GIVEN INSTRUCTION: Copy out all lines in the data below containing the string "description".

PROVIDED INFORMATION:
>> Start

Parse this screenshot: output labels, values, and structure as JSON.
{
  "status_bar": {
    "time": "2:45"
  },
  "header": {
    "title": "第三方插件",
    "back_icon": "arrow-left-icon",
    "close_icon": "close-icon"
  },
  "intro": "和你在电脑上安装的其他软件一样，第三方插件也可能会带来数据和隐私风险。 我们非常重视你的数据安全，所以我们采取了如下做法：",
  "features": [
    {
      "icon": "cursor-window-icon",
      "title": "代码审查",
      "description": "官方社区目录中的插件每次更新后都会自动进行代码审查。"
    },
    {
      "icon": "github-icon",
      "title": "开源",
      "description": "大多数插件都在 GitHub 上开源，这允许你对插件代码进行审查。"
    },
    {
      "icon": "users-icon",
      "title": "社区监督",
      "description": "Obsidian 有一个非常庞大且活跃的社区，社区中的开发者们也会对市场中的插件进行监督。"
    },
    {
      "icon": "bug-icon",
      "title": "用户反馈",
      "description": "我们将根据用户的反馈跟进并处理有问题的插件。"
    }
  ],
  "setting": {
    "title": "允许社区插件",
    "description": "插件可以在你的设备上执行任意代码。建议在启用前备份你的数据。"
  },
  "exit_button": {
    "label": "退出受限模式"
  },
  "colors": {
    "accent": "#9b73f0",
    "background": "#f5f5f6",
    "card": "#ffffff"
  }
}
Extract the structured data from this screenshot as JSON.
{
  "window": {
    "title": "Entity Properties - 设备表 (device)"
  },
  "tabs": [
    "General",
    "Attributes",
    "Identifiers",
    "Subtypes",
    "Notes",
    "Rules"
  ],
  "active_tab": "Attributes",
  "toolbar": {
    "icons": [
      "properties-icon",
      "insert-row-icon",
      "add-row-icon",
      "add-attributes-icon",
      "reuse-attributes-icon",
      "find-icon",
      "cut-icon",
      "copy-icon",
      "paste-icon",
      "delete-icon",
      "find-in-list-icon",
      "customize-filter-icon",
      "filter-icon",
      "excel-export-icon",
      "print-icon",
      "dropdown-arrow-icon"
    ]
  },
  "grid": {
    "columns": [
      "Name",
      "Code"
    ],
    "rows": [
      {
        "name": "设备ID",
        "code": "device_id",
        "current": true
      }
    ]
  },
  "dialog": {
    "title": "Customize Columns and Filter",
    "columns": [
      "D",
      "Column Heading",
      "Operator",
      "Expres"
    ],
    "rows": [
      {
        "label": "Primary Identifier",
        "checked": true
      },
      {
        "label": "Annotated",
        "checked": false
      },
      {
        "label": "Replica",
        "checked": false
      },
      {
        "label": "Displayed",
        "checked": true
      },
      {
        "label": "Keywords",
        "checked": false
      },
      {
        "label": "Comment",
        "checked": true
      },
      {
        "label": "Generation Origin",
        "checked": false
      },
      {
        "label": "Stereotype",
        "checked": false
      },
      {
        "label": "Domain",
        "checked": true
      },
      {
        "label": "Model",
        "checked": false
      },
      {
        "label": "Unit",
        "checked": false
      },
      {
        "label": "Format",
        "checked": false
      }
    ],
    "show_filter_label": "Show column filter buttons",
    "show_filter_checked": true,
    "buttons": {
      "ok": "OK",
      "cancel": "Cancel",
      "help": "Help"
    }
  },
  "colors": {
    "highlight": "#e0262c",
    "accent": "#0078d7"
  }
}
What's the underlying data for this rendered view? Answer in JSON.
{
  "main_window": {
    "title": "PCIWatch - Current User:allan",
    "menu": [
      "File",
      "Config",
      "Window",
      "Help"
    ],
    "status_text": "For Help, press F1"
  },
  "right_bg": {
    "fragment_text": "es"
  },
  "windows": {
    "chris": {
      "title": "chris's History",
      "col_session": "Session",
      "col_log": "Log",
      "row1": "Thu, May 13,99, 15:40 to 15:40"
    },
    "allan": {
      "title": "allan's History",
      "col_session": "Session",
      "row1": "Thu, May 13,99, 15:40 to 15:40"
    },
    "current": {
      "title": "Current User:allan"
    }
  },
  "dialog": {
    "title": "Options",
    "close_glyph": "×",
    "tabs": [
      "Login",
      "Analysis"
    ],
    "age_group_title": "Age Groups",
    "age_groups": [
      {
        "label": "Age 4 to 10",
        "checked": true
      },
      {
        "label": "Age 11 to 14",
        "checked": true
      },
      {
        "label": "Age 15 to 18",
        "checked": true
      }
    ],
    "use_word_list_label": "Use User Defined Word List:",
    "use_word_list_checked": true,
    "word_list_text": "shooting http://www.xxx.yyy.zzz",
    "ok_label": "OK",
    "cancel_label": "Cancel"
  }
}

>> End

TASK SOLUTION:
      "description": "官方社区目录中的插件每次更新后都会自动进行代码审查。"
      "description": "大多数插件都在 GitHub 上开源，这允许你对插件代码进行审查。"
      "description": "Obsidian 有一个非常庞大且活跃的社区，社区中的开发者们也会对市场中的插件进行监督。"
      "description": "我们将根据用户的反馈跟进并处理有问题的插件。"
    "description": "插件可以在你的设备上执行任意代码。建议在启用前备份你的数据。"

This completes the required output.